▸ The exercise
Can you update these rows by replacing every "interactable" with "clickable" and leaving everything else as it is?

▸ Stored records
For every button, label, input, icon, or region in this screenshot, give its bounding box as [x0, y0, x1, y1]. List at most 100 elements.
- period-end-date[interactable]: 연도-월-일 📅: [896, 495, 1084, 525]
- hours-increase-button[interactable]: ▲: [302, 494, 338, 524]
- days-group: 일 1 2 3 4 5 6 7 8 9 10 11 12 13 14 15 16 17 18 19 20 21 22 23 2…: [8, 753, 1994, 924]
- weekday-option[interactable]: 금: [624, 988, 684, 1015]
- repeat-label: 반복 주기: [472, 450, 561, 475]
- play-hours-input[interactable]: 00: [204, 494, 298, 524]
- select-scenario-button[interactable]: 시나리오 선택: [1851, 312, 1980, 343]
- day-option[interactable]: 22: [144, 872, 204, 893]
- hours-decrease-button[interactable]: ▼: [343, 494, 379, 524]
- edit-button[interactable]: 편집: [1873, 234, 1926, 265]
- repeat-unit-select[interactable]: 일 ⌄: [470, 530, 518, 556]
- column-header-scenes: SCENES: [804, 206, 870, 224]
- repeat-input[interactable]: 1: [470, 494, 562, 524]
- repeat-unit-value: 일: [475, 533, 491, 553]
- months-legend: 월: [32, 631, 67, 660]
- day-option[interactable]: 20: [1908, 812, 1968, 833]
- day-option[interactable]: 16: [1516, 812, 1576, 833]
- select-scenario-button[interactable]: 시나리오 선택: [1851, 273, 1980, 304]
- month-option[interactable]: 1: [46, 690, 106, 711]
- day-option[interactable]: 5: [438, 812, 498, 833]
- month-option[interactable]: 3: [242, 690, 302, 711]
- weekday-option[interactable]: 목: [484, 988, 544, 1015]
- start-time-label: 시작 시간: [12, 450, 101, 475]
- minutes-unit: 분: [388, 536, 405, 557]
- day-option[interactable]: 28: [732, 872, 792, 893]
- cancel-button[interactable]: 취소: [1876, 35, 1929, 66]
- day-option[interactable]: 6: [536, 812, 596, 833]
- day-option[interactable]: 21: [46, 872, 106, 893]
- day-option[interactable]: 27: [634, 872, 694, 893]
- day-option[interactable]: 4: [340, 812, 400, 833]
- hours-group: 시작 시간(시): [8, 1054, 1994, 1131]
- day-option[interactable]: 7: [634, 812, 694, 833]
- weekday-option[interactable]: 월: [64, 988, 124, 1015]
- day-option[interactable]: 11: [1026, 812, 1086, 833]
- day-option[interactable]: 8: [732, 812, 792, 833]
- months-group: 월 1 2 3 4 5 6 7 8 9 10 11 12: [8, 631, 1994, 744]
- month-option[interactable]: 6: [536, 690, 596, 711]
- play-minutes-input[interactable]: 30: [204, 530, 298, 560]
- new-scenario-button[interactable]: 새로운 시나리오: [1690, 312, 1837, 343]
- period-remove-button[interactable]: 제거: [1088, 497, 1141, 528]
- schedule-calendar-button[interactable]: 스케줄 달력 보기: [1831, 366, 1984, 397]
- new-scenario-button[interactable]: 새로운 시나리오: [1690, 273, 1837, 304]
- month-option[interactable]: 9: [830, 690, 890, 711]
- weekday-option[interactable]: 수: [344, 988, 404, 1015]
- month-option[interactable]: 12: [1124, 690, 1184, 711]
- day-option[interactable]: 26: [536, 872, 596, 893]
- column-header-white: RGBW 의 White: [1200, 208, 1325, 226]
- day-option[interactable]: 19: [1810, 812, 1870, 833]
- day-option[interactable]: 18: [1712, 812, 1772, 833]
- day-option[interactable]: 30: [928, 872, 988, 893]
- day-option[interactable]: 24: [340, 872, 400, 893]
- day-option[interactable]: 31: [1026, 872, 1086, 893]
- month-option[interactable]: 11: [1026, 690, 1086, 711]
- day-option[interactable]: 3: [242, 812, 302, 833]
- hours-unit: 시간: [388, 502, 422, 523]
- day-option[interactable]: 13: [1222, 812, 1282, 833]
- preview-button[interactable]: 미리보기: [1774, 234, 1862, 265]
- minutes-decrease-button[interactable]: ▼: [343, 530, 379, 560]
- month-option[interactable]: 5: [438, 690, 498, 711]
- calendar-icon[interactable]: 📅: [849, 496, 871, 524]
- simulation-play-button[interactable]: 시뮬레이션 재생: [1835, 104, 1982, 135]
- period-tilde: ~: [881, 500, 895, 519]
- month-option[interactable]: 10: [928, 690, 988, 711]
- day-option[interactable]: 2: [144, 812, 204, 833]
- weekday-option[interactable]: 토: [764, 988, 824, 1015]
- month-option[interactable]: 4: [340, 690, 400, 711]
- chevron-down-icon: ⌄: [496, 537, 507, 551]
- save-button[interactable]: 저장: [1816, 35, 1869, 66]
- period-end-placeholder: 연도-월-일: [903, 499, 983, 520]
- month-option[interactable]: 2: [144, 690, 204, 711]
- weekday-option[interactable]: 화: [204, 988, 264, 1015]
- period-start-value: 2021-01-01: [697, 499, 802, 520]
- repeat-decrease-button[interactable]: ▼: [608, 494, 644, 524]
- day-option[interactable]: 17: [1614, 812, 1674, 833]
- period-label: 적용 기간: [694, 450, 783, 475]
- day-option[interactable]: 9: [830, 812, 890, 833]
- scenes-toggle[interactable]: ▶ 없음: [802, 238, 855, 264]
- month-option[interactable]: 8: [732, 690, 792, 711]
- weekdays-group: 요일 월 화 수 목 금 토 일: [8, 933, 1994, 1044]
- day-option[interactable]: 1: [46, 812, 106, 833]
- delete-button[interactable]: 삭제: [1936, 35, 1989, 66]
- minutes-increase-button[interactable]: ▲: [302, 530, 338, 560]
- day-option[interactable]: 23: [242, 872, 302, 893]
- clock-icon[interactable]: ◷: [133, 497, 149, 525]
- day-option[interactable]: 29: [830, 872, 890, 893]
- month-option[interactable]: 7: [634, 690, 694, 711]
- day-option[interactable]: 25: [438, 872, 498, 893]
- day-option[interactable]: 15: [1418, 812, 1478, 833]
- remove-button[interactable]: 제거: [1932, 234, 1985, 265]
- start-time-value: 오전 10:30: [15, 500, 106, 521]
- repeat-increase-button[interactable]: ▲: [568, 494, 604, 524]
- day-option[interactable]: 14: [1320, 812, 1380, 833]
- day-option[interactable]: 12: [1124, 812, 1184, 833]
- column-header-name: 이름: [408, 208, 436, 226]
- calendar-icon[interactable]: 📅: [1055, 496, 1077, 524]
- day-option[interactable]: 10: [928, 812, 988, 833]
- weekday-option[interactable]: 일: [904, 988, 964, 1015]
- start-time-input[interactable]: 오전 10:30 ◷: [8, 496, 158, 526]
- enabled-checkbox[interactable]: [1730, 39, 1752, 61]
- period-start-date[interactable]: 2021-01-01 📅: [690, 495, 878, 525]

▸ Written answer
For every button, label, input, icon, or region in this screenshot, give its bounding box as [x0, y0, x1, y1]. List at most 100 elements.
- period-end-date[clickable]: 연도-월-일 📅: [896, 495, 1084, 525]
- hours-increase-button[clickable]: ▲: [302, 494, 338, 524]
- days-group: 일 1 2 3 4 5 6 7 8 9 10 11 12 13 14 15 16 17 18 19 20 21 22 23 2…: [8, 753, 1994, 924]
- weekday-option[clickable]: 금: [624, 988, 684, 1015]
- repeat-label: 반복 주기: [472, 450, 561, 475]
- play-hours-input[clickable]: 00: [204, 494, 298, 524]
- select-scenario-button[clickable]: 시나리오 선택: [1851, 312, 1980, 343]
- day-option[clickable]: 22: [144, 872, 204, 893]
- hours-decrease-button[clickable]: ▼: [343, 494, 379, 524]
- edit-button[clickable]: 편집: [1873, 234, 1926, 265]
- repeat-unit-select[clickable]: 일 ⌄: [470, 530, 518, 556]
- column-header-scenes: SCENES: [804, 206, 870, 224]
- repeat-input[clickable]: 1: [470, 494, 562, 524]
- repeat-unit-value: 일: [475, 533, 491, 553]
- months-legend: 월: [32, 631, 67, 660]
- day-option[clickable]: 20: [1908, 812, 1968, 833]
- day-option[clickable]: 16: [1516, 812, 1576, 833]
- select-scenario-button[clickable]: 시나리오 선택: [1851, 273, 1980, 304]
- month-option[clickable]: 1: [46, 690, 106, 711]
- day-option[clickable]: 5: [438, 812, 498, 833]
- month-option[clickable]: 3: [242, 690, 302, 711]
- weekday-option[clickable]: 목: [484, 988, 544, 1015]
- start-time-label: 시작 시간: [12, 450, 101, 475]
- minutes-unit: 분: [388, 536, 405, 557]
- day-option[clickable]: 28: [732, 872, 792, 893]
- cancel-button[clickable]: 취소: [1876, 35, 1929, 66]
- day-option[clickable]: 6: [536, 812, 596, 833]
- day-option[clickable]: 21: [46, 872, 106, 893]
- day-option[clickable]: 27: [634, 872, 694, 893]
- day-option[clickable]: 4: [340, 812, 400, 833]
- hours-group: 시작 시간(시): [8, 1054, 1994, 1131]
- day-option[clickable]: 7: [634, 812, 694, 833]
- weekday-option[clickable]: 월: [64, 988, 124, 1015]
- day-option[clickable]: 11: [1026, 812, 1086, 833]
- day-option[clickable]: 8: [732, 812, 792, 833]
- months-group: 월 1 2 3 4 5 6 7 8 9 10 11 12: [8, 631, 1994, 744]
- month-option[clickable]: 6: [536, 690, 596, 711]
- play-minutes-input[clickable]: 30: [204, 530, 298, 560]
- new-scenario-button[clickable]: 새로운 시나리오: [1690, 312, 1837, 343]
- period-remove-button[clickable]: 제거: [1088, 497, 1141, 528]
- schedule-calendar-button[clickable]: 스케줄 달력 보기: [1831, 366, 1984, 397]
- new-scenario-button[clickable]: 새로운 시나리오: [1690, 273, 1837, 304]
- month-option[clickable]: 9: [830, 690, 890, 711]
- weekday-option[clickable]: 수: [344, 988, 404, 1015]
- month-option[clickable]: 12: [1124, 690, 1184, 711]
- day-option[clickable]: 26: [536, 872, 596, 893]
- column-header-white: RGBW 의 White: [1200, 208, 1325, 226]
- day-option[clickable]: 19: [1810, 812, 1870, 833]
- day-option[clickable]: 18: [1712, 812, 1772, 833]
- day-option[clickable]: 30: [928, 872, 988, 893]
- day-option[clickable]: 24: [340, 872, 400, 893]
- day-option[clickable]: 31: [1026, 872, 1086, 893]
- month-option[clickable]: 11: [1026, 690, 1086, 711]
- day-option[clickable]: 3: [242, 812, 302, 833]
- hours-unit: 시간: [388, 502, 422, 523]
- day-option[clickable]: 13: [1222, 812, 1282, 833]
- preview-button[clickable]: 미리보기: [1774, 234, 1862, 265]
- minutes-decrease-button[clickable]: ▼: [343, 530, 379, 560]
- month-option[clickable]: 5: [438, 690, 498, 711]
- calendar-icon[clickable]: 📅: [849, 496, 871, 524]
- simulation-play-button[clickable]: 시뮬레이션 재생: [1835, 104, 1982, 135]
- period-tilde: ~: [881, 500, 895, 519]
- month-option[clickable]: 10: [928, 690, 988, 711]
- day-option[clickable]: 2: [144, 812, 204, 833]
- weekday-option[clickable]: 토: [764, 988, 824, 1015]
- month-option[clickable]: 4: [340, 690, 400, 711]
- chevron-down-icon: ⌄: [496, 537, 507, 551]
- save-button[clickable]: 저장: [1816, 35, 1869, 66]
- period-end-placeholder: 연도-월-일: [903, 499, 983, 520]
- month-option[clickable]: 2: [144, 690, 204, 711]
- weekday-option[clickable]: 화: [204, 988, 264, 1015]
- period-start-value: 2021-01-01: [697, 499, 802, 520]
- repeat-decrease-button[clickable]: ▼: [608, 494, 644, 524]
- day-option[clickable]: 17: [1614, 812, 1674, 833]
- period-label: 적용 기간: [694, 450, 783, 475]
- day-option[clickable]: 9: [830, 812, 890, 833]
- scenes-toggle[clickable]: ▶ 없음: [802, 238, 855, 264]
- month-option[clickable]: 8: [732, 690, 792, 711]
- weekdays-group: 요일 월 화 수 목 금 토 일: [8, 933, 1994, 1044]
- day-option[clickable]: 1: [46, 812, 106, 833]
- delete-button[clickable]: 삭제: [1936, 35, 1989, 66]
- minutes-increase-button[clickable]: ▲: [302, 530, 338, 560]
- day-option[clickable]: 23: [242, 872, 302, 893]
- clock-icon[clickable]: ◷: [133, 497, 149, 525]
- day-option[clickable]: 29: [830, 872, 890, 893]
- month-option[clickable]: 7: [634, 690, 694, 711]
- day-option[clickable]: 25: [438, 872, 498, 893]
- day-option[clickable]: 15: [1418, 812, 1478, 833]
- remove-button[clickable]: 제거: [1932, 234, 1985, 265]
- start-time-value: 오전 10:30: [15, 500, 106, 521]
- repeat-increase-button[clickable]: ▲: [568, 494, 604, 524]
- day-option[clickable]: 14: [1320, 812, 1380, 833]
- day-option[clickable]: 12: [1124, 812, 1184, 833]
- column-header-name: 이름: [408, 208, 436, 226]
- calendar-icon[clickable]: 📅: [1055, 496, 1077, 524]
- day-option[clickable]: 10: [928, 812, 988, 833]
- weekday-option[clickable]: 일: [904, 988, 964, 1015]
- start-time-input[clickable]: 오전 10:30 ◷: [8, 496, 158, 526]
- enabled-checkbox[clickable]: [1730, 39, 1752, 61]
- period-start-date[clickable]: 2021-01-01 📅: [690, 495, 878, 525]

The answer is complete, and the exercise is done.